Goal
Pull every line containing "Execution" from the entries.

[Saved data entries]

- - - -

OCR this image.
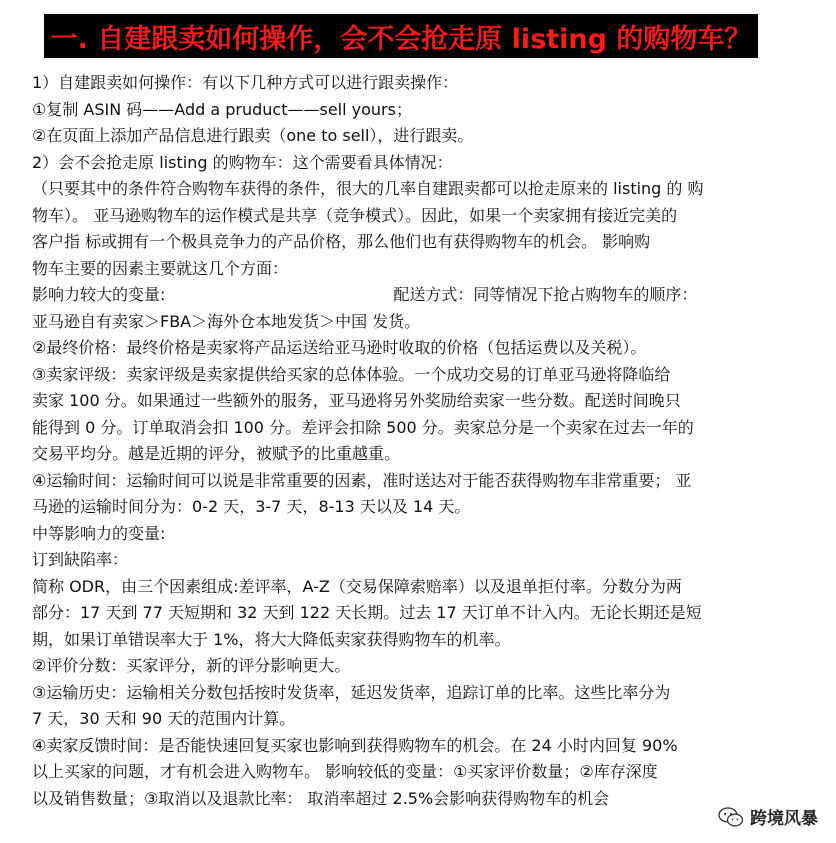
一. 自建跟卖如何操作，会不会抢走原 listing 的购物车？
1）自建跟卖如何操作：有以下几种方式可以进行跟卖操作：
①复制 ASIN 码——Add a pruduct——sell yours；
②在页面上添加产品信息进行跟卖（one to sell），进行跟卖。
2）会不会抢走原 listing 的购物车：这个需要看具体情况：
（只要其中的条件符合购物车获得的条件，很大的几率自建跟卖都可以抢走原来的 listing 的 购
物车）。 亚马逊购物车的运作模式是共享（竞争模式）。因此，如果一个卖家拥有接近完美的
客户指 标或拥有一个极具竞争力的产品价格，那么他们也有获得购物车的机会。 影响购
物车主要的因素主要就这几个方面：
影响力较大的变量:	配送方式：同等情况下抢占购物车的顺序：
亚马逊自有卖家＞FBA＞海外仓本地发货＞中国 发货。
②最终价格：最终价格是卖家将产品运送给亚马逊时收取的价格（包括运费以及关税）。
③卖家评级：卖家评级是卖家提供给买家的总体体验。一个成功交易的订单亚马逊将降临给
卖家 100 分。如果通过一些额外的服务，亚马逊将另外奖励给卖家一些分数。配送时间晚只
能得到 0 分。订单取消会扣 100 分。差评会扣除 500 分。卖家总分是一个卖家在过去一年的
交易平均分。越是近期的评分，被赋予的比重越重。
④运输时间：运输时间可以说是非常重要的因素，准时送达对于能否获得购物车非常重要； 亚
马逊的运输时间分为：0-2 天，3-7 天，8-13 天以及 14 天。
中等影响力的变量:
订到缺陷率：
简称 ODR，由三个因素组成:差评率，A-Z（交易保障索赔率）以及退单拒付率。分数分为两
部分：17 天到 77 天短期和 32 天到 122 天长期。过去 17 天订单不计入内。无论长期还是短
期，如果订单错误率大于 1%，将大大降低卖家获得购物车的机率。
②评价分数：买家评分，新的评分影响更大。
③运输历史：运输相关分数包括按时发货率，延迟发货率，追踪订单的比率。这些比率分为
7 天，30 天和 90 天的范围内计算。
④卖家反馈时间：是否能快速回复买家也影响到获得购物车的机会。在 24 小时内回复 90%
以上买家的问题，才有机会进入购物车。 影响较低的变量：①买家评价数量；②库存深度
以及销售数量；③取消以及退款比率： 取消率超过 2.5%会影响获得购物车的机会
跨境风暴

- - - -

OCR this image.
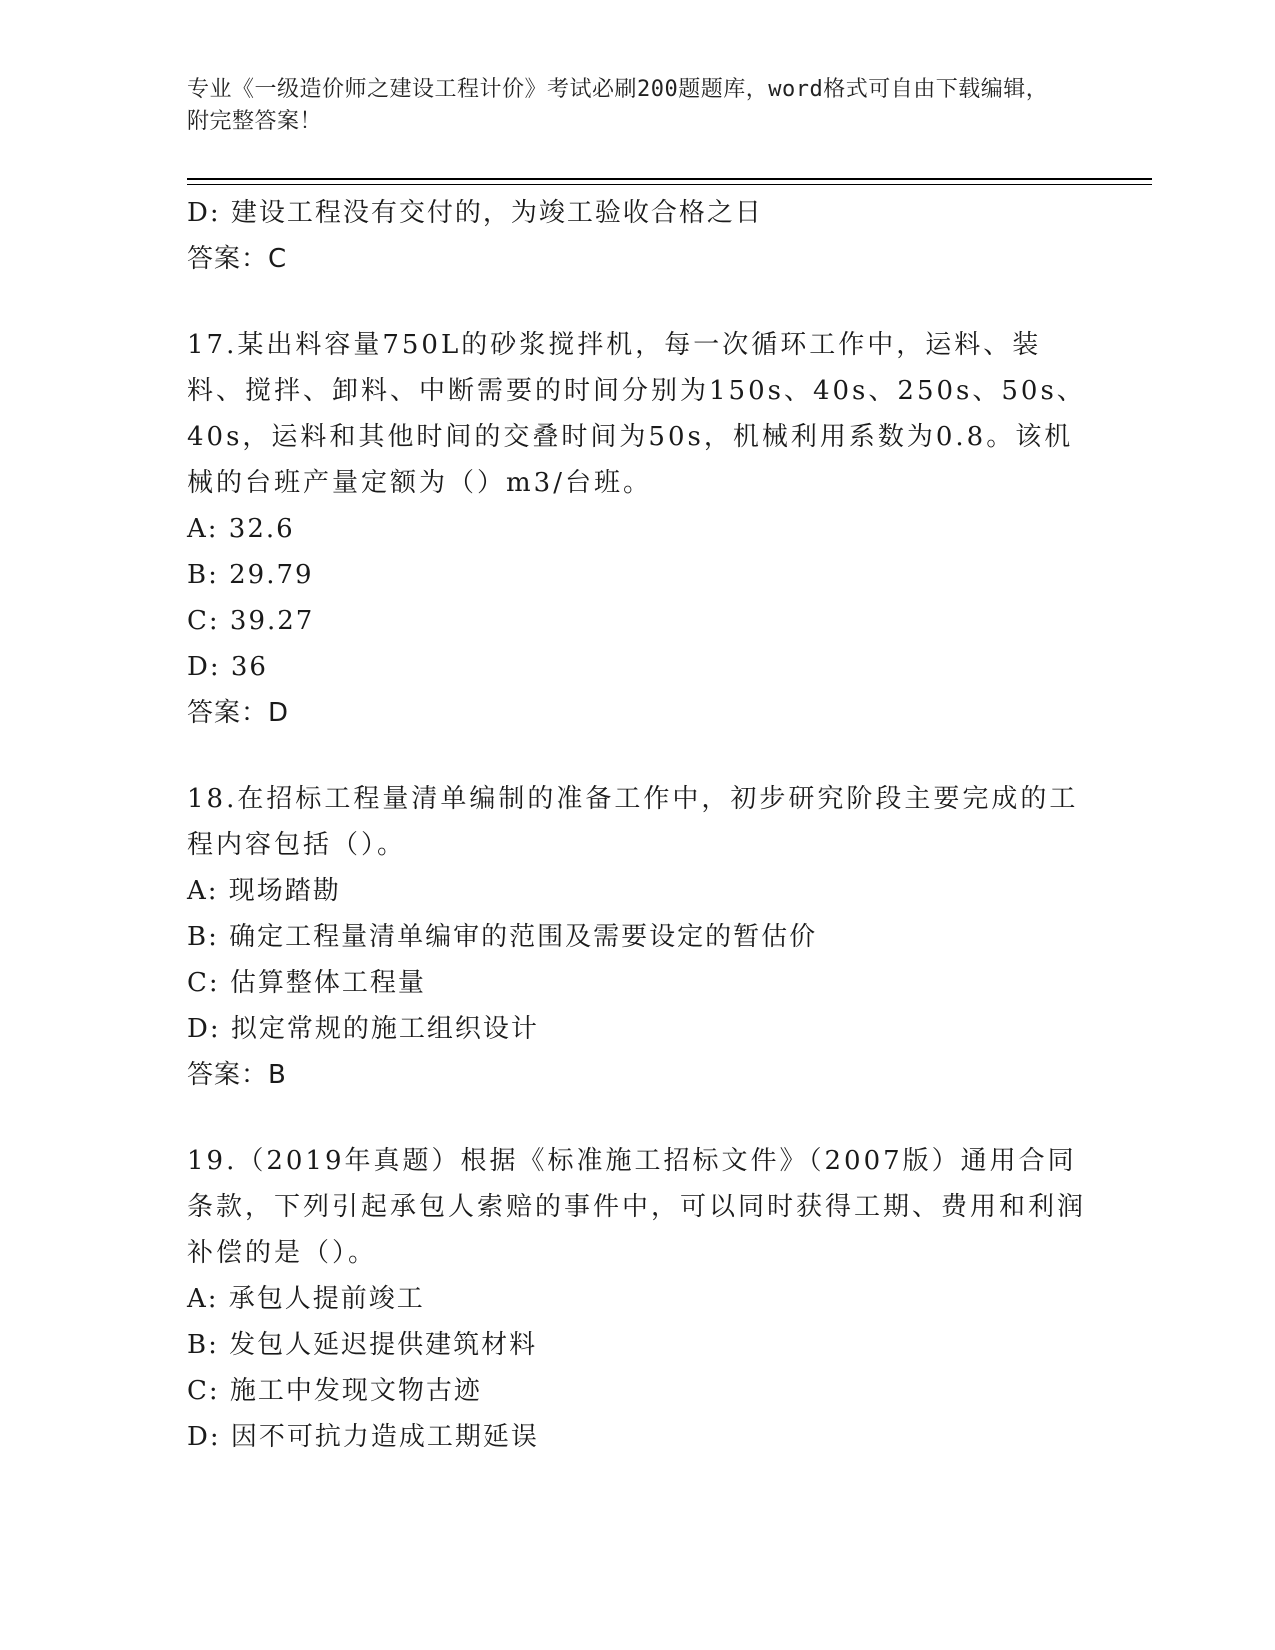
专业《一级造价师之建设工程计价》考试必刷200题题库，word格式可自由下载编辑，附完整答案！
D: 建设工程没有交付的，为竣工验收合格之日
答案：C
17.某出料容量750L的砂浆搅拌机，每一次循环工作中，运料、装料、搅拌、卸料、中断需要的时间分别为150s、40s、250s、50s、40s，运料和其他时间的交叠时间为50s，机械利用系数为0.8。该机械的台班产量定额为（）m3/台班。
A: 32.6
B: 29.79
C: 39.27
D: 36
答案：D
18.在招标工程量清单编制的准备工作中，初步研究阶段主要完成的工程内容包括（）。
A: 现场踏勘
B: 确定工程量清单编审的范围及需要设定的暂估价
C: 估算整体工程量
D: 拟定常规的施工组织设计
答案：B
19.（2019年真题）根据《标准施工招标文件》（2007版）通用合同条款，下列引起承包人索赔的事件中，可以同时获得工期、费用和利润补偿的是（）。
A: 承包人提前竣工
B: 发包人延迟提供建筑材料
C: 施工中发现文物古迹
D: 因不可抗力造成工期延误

- - - -

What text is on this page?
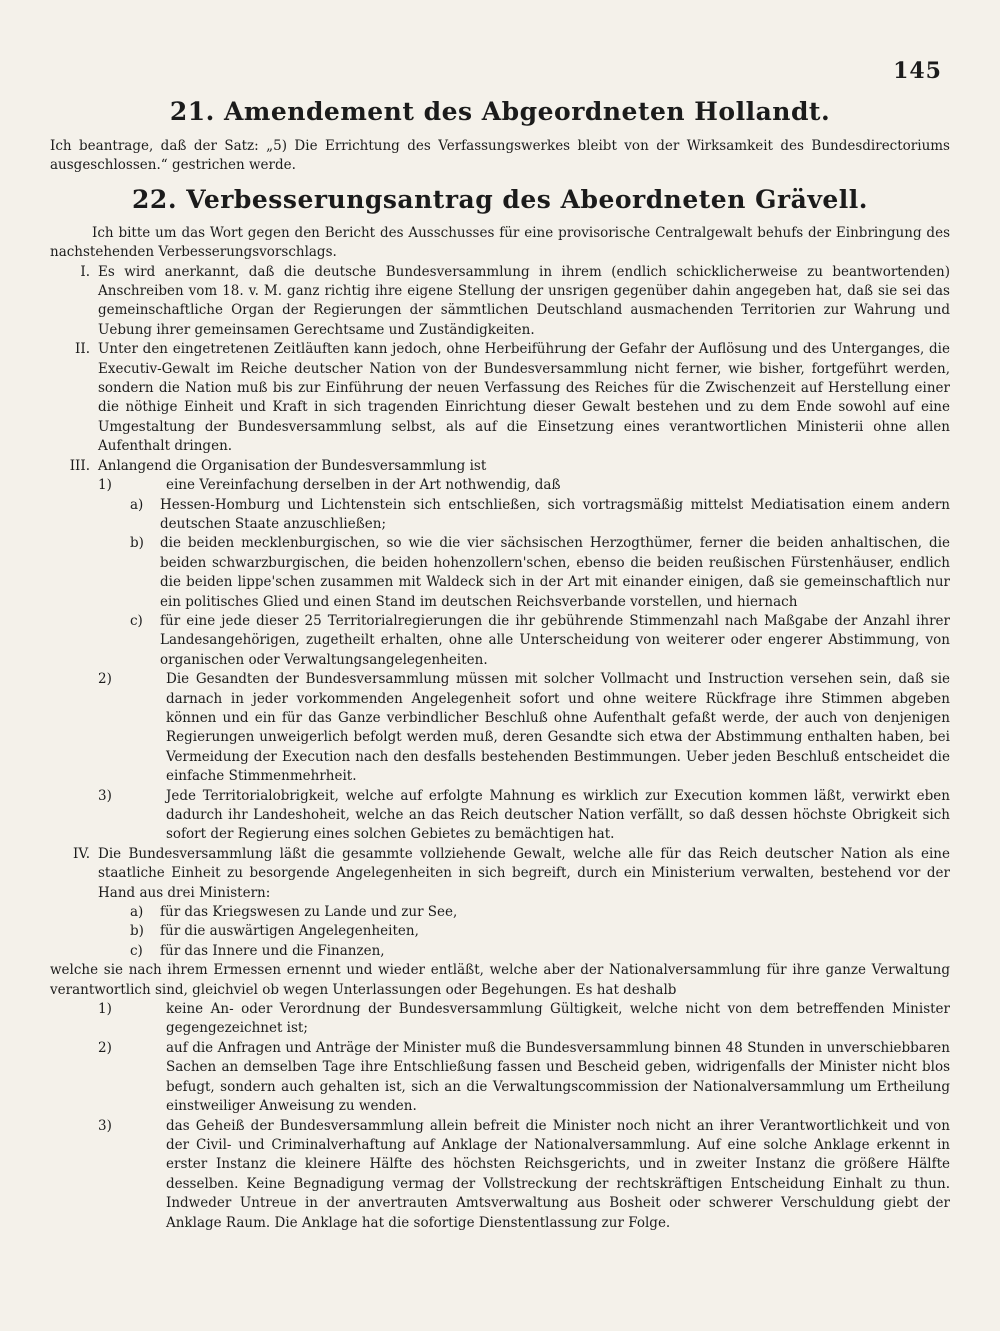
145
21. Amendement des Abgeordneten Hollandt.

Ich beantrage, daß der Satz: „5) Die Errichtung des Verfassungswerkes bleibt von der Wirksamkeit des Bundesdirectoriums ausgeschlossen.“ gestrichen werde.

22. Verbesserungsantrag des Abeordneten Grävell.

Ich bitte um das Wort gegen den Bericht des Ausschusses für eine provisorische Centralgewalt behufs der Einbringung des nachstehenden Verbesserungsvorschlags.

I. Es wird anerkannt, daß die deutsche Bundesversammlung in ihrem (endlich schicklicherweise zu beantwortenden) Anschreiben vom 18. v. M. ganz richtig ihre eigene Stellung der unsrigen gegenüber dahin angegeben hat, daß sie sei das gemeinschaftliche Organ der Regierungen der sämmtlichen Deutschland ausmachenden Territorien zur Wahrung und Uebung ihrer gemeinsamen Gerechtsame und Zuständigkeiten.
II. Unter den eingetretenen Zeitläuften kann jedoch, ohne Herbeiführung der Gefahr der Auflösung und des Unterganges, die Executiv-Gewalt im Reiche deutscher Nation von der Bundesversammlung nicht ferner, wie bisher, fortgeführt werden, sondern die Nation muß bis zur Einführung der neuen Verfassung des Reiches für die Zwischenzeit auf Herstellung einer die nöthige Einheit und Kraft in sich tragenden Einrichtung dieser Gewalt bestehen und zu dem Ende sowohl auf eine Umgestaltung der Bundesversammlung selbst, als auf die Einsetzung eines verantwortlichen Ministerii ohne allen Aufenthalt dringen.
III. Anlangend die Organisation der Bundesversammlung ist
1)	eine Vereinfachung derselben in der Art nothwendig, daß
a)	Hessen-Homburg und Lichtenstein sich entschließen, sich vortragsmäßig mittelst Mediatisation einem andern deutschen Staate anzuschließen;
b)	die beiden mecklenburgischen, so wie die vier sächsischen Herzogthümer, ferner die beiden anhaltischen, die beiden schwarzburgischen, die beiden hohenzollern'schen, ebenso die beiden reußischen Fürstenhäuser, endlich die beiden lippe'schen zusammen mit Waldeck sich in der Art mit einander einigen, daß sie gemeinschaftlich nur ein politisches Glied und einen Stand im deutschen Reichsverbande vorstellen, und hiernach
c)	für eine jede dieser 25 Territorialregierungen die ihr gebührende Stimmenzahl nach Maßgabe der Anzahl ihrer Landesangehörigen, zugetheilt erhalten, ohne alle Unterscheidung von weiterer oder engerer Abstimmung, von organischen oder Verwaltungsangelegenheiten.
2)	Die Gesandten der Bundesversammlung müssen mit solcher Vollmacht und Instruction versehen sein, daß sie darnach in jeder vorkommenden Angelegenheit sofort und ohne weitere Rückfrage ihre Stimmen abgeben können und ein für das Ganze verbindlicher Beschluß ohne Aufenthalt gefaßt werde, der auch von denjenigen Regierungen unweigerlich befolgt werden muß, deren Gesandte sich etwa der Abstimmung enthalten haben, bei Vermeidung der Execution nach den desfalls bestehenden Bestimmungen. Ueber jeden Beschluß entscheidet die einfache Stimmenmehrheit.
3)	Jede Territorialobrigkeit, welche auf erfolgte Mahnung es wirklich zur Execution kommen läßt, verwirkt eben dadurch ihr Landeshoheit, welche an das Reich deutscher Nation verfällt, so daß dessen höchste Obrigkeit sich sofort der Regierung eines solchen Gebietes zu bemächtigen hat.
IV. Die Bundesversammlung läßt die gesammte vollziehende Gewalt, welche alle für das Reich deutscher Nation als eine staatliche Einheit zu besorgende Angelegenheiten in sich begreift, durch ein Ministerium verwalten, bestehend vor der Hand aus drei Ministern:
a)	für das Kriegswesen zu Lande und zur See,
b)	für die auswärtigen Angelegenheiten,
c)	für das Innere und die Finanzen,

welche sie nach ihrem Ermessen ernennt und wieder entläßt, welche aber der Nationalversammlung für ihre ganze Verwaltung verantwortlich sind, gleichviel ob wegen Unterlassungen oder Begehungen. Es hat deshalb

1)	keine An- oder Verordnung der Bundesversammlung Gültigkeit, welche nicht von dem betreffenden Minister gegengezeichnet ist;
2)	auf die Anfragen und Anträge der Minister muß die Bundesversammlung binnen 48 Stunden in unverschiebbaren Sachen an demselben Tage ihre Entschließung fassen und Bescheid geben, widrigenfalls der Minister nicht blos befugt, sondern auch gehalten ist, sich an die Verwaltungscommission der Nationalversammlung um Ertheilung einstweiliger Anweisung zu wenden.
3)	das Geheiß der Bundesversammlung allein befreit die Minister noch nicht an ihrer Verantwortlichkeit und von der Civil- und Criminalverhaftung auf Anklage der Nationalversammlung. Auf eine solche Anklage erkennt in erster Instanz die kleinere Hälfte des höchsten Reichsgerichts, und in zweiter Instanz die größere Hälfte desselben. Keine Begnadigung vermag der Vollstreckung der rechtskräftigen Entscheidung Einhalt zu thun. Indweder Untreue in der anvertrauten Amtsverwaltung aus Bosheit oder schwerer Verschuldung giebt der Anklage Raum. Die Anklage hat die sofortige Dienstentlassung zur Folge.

- - - -

Task output
2)	Die Gesandten der Bundesversammlung müssen mit solcher Vollmacht und Instruction versehen sein, daß sie darnach in jeder vorkommenden Angelegenheit sofort und ohne weitere Rückfrage ihre Stimmen abgeben können und ein für das Ganze verbindlicher Beschluß ohne Aufenthalt gefaßt werde, der auch von denjenigen Regierungen unweigerlich befolgt werden muß, deren Gesandte sich etwa der Abstimmung enthalten haben, bei Vermeidung der Execution nach den desfalls bestehenden Bestimmungen. Ueber jeden Beschluß entscheidet die einfache Stimmenmehrheit.
3)	Jede Territorialobrigkeit, welche auf erfolgte Mahnung es wirklich zur Execution kommen läßt, verwirkt eben dadurch ihr Landeshoheit, welche an das Reich deutscher Nation verfällt, so daß dessen höchste Obrigkeit sich sofort der Regierung eines solchen Gebietes zu bemächtigen hat.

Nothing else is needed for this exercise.